* Brief *
Copy every line from the material below that holds "screenshot".

START

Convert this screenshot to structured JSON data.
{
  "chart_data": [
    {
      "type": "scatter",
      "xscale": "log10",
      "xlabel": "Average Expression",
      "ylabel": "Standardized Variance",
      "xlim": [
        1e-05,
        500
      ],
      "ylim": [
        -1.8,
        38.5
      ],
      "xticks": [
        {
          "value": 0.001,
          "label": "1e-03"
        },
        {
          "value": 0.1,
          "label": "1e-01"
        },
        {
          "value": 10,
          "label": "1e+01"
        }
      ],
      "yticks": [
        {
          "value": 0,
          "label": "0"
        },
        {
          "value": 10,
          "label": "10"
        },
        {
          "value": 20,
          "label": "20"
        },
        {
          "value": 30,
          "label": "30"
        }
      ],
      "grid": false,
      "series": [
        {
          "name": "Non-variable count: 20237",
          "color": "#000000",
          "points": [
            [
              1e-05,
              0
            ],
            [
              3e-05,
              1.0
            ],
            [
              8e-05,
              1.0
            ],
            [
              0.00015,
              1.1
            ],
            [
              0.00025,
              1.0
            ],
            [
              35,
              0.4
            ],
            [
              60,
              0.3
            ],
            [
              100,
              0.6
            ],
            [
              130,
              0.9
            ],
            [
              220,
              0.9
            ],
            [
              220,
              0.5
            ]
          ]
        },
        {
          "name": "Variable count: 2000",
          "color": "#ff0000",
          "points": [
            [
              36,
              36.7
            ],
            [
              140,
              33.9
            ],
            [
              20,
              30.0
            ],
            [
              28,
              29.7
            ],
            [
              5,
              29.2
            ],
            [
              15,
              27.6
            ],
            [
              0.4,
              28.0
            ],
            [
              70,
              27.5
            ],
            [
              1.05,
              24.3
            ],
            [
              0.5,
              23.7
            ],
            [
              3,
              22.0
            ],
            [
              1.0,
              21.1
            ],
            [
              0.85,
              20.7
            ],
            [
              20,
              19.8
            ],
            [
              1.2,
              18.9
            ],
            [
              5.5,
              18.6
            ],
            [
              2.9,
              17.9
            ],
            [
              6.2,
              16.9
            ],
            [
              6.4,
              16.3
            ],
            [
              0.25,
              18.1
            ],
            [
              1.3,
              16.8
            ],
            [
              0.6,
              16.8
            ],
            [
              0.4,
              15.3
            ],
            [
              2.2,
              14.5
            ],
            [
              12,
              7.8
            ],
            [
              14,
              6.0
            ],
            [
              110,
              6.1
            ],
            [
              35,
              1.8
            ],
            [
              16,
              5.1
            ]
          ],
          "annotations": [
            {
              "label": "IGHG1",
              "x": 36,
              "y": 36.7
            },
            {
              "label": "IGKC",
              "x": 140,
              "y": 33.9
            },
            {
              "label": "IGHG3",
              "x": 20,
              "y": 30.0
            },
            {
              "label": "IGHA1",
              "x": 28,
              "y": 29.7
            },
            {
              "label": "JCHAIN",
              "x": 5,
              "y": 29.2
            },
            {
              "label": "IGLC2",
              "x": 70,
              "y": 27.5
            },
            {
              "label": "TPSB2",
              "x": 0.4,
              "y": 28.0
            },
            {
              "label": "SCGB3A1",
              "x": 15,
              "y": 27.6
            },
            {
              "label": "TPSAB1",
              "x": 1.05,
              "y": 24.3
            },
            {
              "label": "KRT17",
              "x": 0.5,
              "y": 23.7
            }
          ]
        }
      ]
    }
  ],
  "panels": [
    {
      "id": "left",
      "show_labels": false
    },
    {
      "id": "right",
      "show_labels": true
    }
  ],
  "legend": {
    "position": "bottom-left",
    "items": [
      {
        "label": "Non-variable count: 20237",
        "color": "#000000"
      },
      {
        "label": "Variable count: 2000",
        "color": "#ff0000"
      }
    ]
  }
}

END
START

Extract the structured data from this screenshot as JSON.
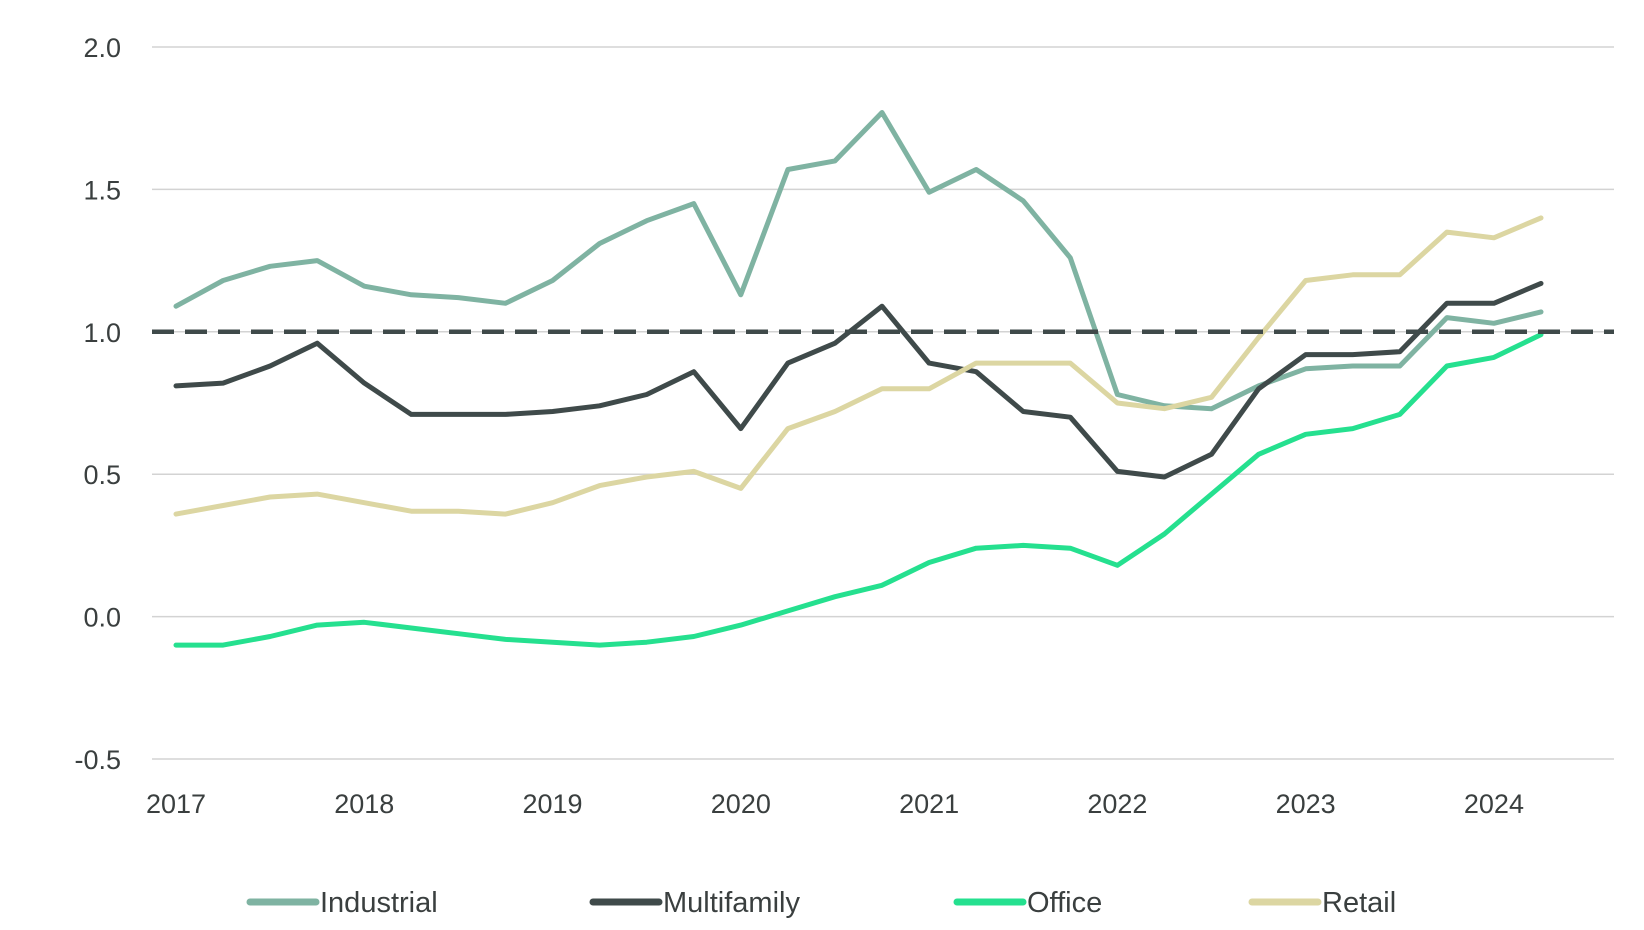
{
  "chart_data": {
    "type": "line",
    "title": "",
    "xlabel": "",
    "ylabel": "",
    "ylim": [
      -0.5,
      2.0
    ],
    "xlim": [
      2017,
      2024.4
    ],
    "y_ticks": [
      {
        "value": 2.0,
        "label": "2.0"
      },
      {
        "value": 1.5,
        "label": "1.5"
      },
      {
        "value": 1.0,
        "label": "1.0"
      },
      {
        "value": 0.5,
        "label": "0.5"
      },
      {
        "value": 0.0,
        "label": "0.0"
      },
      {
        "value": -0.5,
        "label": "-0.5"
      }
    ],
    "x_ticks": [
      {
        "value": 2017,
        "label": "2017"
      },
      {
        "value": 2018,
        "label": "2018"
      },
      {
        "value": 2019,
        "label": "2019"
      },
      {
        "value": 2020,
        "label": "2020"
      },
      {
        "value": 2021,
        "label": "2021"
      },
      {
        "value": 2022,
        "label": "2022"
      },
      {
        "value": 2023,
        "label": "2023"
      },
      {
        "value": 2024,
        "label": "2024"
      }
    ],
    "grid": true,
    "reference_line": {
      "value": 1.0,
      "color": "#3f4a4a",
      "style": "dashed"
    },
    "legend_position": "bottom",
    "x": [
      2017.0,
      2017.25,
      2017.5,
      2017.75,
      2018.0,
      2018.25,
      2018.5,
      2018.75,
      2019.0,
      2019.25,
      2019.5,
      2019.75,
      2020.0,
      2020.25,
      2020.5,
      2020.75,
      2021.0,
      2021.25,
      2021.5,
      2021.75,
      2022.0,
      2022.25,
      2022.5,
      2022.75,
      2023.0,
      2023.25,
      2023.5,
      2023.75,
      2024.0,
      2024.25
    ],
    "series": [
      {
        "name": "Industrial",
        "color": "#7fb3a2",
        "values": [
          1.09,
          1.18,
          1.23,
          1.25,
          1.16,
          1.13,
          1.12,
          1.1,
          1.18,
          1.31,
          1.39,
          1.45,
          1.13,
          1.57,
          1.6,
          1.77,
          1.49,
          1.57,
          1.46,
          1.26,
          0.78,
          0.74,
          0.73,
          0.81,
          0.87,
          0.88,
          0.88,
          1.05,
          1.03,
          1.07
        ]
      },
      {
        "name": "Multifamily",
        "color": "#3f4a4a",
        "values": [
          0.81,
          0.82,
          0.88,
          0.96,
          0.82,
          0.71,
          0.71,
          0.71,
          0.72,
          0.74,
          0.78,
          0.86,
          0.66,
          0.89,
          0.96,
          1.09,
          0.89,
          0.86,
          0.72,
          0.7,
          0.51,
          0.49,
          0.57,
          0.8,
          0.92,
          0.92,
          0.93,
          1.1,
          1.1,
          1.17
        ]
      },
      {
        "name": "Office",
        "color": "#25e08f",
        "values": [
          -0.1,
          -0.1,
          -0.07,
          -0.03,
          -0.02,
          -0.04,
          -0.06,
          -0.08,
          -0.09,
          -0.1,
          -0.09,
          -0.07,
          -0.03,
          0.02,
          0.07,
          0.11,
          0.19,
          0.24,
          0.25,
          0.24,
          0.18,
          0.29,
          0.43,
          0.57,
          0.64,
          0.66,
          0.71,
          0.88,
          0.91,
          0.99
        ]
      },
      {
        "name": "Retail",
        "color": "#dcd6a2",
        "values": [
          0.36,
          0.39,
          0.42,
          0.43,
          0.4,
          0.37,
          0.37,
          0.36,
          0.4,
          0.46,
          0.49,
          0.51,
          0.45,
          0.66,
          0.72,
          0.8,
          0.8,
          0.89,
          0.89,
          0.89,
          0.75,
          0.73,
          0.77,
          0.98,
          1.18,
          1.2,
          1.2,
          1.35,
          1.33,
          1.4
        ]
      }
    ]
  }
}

END
START

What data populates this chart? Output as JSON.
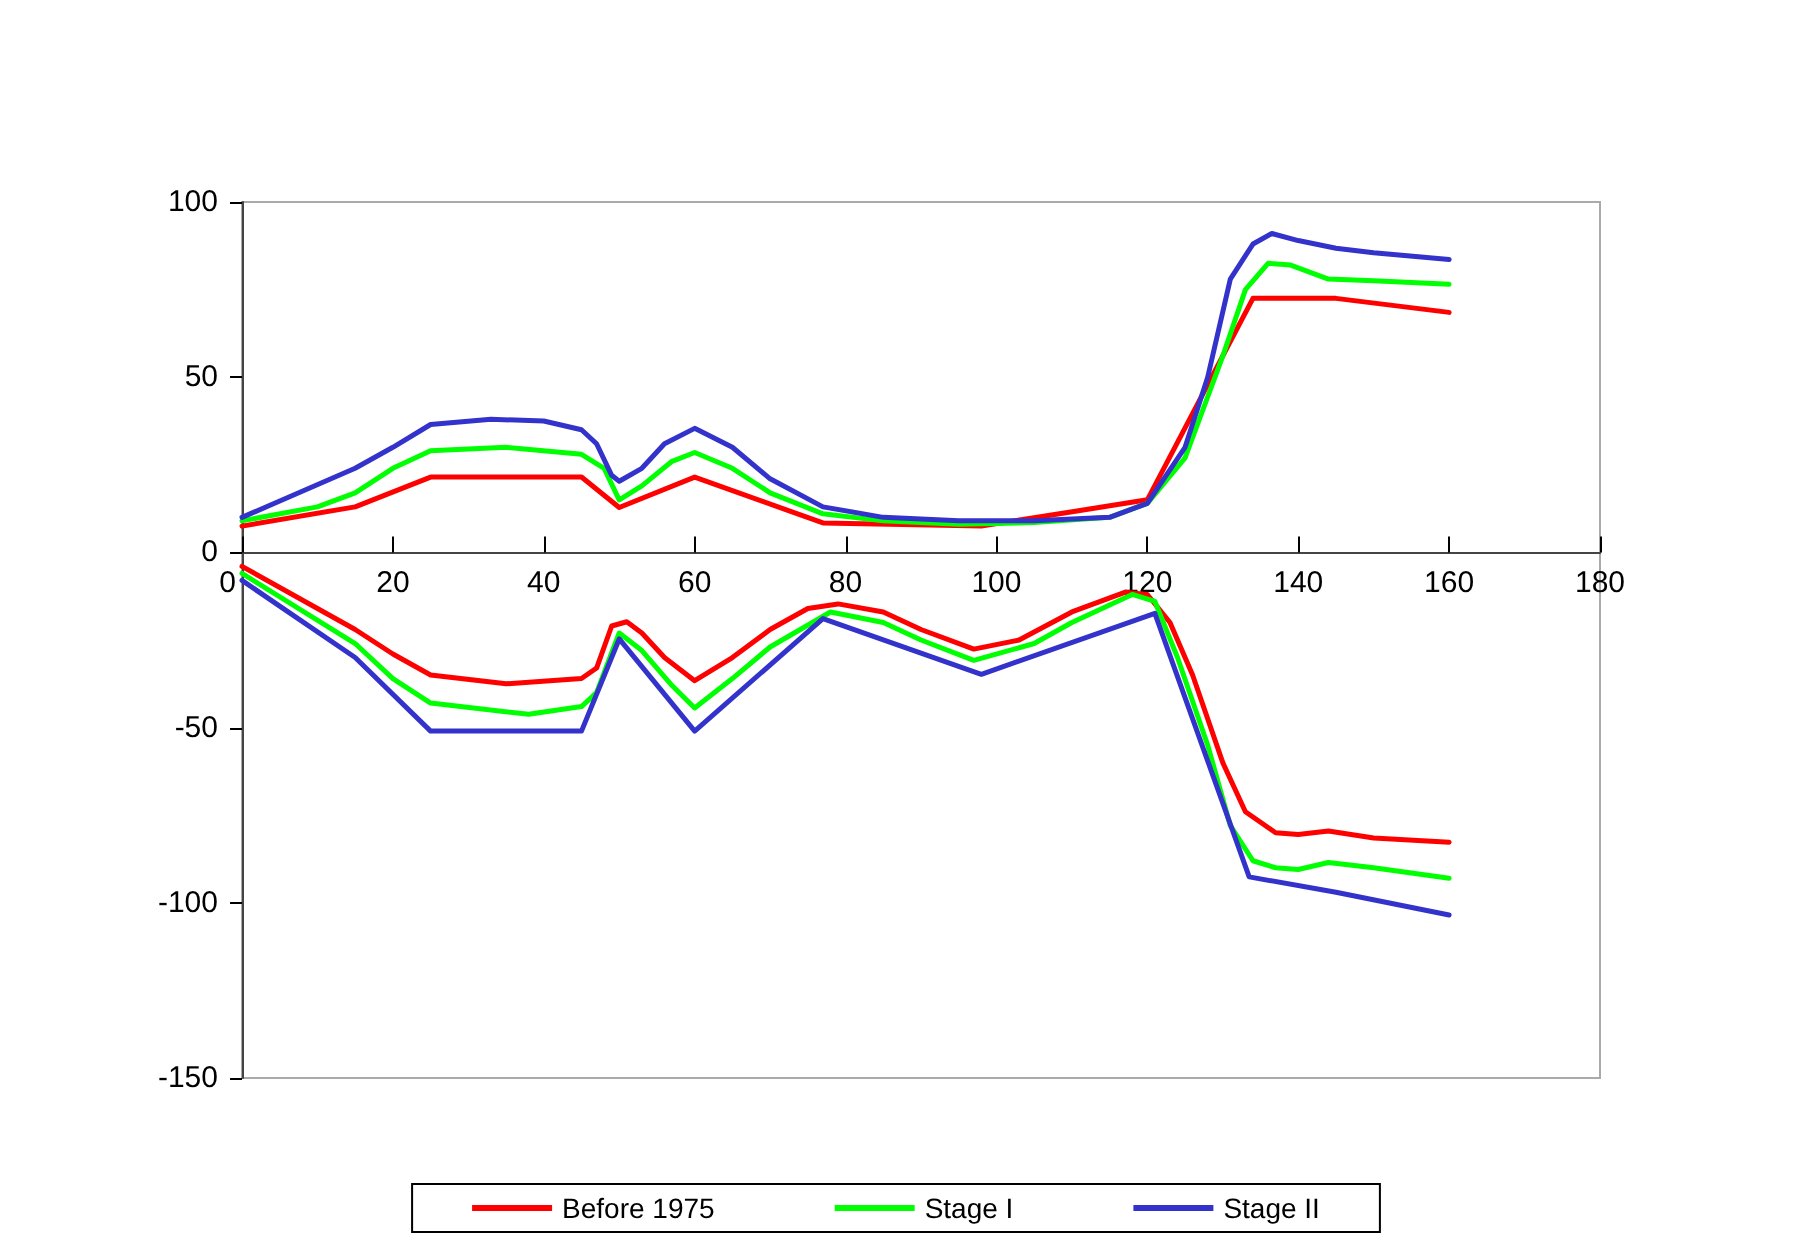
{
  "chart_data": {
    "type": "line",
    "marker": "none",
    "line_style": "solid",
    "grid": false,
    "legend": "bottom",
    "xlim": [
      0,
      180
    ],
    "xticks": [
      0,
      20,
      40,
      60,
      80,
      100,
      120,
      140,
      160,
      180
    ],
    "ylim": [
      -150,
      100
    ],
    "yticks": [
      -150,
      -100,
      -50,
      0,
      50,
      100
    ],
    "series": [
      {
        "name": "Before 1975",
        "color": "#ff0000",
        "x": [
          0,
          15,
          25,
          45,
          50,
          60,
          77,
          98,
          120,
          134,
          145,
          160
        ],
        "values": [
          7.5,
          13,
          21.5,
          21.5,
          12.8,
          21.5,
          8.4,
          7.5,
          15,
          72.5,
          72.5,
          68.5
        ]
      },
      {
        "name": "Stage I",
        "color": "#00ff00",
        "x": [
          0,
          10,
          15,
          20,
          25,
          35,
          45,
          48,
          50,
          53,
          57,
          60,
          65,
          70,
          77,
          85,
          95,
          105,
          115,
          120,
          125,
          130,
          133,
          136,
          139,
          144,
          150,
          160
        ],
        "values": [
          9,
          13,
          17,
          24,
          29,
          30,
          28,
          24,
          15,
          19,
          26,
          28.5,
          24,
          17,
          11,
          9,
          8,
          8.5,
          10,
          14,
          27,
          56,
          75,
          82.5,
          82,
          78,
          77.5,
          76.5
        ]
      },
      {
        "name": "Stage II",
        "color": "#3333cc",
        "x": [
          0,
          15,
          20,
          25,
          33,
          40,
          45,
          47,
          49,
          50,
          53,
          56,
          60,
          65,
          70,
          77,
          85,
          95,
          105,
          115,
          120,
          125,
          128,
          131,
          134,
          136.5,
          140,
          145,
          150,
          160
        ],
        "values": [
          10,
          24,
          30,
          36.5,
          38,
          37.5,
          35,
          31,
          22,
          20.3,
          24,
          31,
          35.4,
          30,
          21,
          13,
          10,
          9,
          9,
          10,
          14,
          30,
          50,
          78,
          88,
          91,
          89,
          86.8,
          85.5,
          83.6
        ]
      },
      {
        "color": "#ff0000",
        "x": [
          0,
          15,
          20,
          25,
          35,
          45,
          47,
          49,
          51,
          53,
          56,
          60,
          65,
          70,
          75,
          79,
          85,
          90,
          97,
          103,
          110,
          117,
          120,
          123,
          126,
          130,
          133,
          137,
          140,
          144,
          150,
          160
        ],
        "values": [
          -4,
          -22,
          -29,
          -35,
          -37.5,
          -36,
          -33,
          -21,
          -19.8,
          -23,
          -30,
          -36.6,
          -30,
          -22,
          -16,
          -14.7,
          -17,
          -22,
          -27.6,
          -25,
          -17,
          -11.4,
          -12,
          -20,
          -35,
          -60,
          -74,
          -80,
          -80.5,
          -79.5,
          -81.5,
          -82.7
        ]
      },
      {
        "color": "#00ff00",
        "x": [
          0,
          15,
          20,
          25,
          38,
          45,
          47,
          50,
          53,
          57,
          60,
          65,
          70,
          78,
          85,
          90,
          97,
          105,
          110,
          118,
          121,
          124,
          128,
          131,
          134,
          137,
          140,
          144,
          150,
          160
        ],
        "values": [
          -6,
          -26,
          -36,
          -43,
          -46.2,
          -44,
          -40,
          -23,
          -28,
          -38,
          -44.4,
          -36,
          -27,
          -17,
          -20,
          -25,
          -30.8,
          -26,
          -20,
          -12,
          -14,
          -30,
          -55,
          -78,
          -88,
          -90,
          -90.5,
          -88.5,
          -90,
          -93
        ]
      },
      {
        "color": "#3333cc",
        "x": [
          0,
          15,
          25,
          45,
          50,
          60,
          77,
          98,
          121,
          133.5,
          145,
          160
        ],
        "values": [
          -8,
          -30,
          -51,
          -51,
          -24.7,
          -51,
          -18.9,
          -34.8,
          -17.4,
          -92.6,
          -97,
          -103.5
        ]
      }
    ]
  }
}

END

* Answer to this problem *
Convert this screenshot to structured JSON data.
Extract the structured data from this screenshot as JSON.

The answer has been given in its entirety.